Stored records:
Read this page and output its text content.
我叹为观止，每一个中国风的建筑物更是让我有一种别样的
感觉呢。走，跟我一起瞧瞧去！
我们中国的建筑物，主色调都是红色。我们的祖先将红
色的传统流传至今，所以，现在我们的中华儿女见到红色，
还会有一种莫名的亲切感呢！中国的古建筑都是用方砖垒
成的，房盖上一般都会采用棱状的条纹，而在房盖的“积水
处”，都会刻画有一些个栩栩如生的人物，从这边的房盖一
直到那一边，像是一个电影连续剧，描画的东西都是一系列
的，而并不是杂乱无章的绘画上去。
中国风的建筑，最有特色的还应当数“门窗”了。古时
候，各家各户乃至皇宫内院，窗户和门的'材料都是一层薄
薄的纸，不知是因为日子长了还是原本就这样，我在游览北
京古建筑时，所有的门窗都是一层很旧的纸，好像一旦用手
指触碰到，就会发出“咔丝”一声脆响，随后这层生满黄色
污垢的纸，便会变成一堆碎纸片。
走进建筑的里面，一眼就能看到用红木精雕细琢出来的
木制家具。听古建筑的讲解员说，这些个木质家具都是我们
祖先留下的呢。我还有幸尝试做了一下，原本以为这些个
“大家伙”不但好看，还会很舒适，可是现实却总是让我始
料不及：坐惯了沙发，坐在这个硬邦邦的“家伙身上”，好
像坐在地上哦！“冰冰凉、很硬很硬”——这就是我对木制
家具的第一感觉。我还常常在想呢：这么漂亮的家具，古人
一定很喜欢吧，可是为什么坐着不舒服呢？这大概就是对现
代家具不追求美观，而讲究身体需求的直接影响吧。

### To do
Print every entry exactly as written.

### The completed task
Read this page and output its text content.
我叹为观止，每一个中国风的建筑物更是让我有一种别样的
感觉呢。走，跟我一起瞧瞧去！
我们中国的建筑物，主色调都是红色。我们的祖先将红
色的传统流传至今，所以，现在我们的中华儿女见到红色，
还会有一种莫名的亲切感呢！中国的古建筑都是用方砖垒
成的，房盖上一般都会采用棱状的条纹，而在房盖的“积水
处”，都会刻画有一些个栩栩如生的人物，从这边的房盖一
直到那一边，像是一个电影连续剧，描画的东西都是一系列
的，而并不是杂乱无章的绘画上去。
中国风的建筑，最有特色的还应当数“门窗”了。古时
候，各家各户乃至皇宫内院，窗户和门的'材料都是一层薄
薄的纸，不知是因为日子长了还是原本就这样，我在游览北
京古建筑时，所有的门窗都是一层很旧的纸，好像一旦用手
指触碰到，就会发出“咔丝”一声脆响，随后这层生满黄色
污垢的纸，便会变成一堆碎纸片。
走进建筑的里面，一眼就能看到用红木精雕细琢出来的
木制家具。听古建筑的讲解员说，这些个木质家具都是我们
祖先留下的呢。我还有幸尝试做了一下，原本以为这些个
“大家伙”不但好看，还会很舒适，可是现实却总是让我始
料不及：坐惯了沙发，坐在这个硬邦邦的“家伙身上”，好
像坐在地上哦！“冰冰凉、很硬很硬”——这就是我对木制
家具的第一感觉。我还常常在想呢：这么漂亮的家具，古人
一定很喜欢吧，可是为什么坐着不舒服呢？这大概就是对现
代家具不追求美观，而讲究身体需求的直接影响吧。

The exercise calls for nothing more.